◆ Required task ◆
Select every line holding the word "Engineering" and copy it.

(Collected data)
::::::
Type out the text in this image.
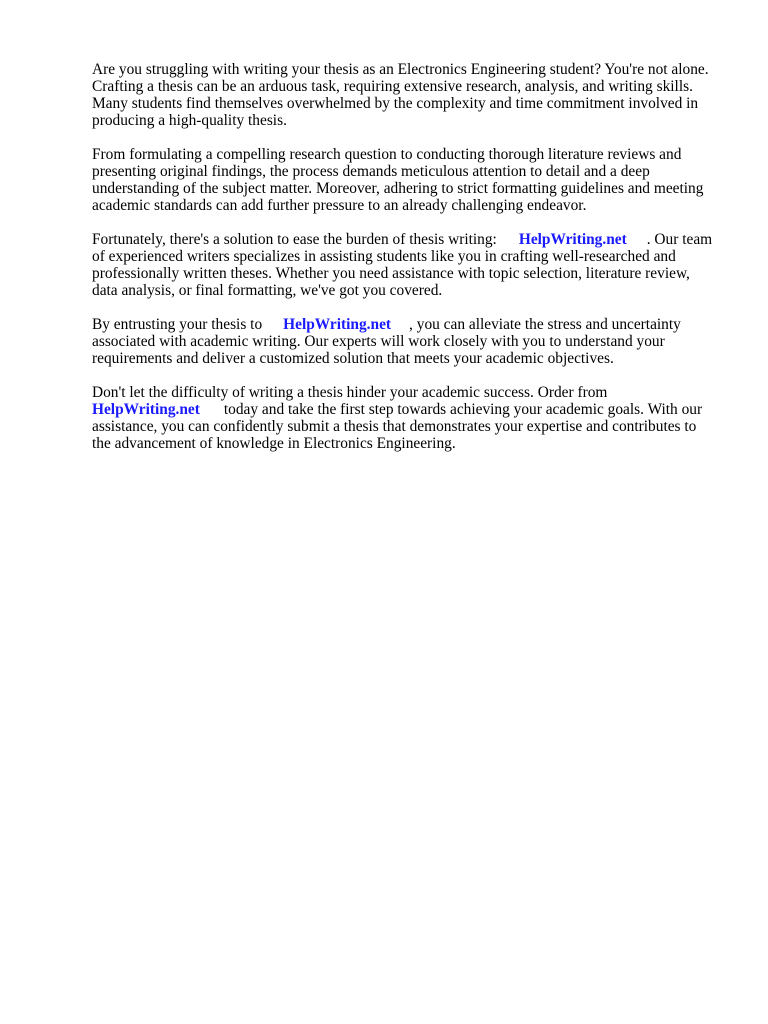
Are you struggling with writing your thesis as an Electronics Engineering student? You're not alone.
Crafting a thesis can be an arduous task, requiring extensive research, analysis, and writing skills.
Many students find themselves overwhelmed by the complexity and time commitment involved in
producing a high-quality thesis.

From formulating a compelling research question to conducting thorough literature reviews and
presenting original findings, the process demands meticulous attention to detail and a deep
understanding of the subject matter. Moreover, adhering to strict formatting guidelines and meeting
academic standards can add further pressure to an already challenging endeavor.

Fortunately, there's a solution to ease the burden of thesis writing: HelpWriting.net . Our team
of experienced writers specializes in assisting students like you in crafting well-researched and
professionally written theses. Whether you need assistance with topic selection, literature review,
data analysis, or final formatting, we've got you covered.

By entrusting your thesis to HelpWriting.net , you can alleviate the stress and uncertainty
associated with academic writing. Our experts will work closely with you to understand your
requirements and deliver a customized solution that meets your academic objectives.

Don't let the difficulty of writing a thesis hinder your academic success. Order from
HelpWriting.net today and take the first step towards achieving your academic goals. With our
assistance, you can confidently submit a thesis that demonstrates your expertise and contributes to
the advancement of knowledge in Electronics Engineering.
::::::
◆ Answer ◆
Are you struggling with writing your thesis as an Electronics Engineering student? You're not alone.
the advancement of knowledge in Electronics Engineering.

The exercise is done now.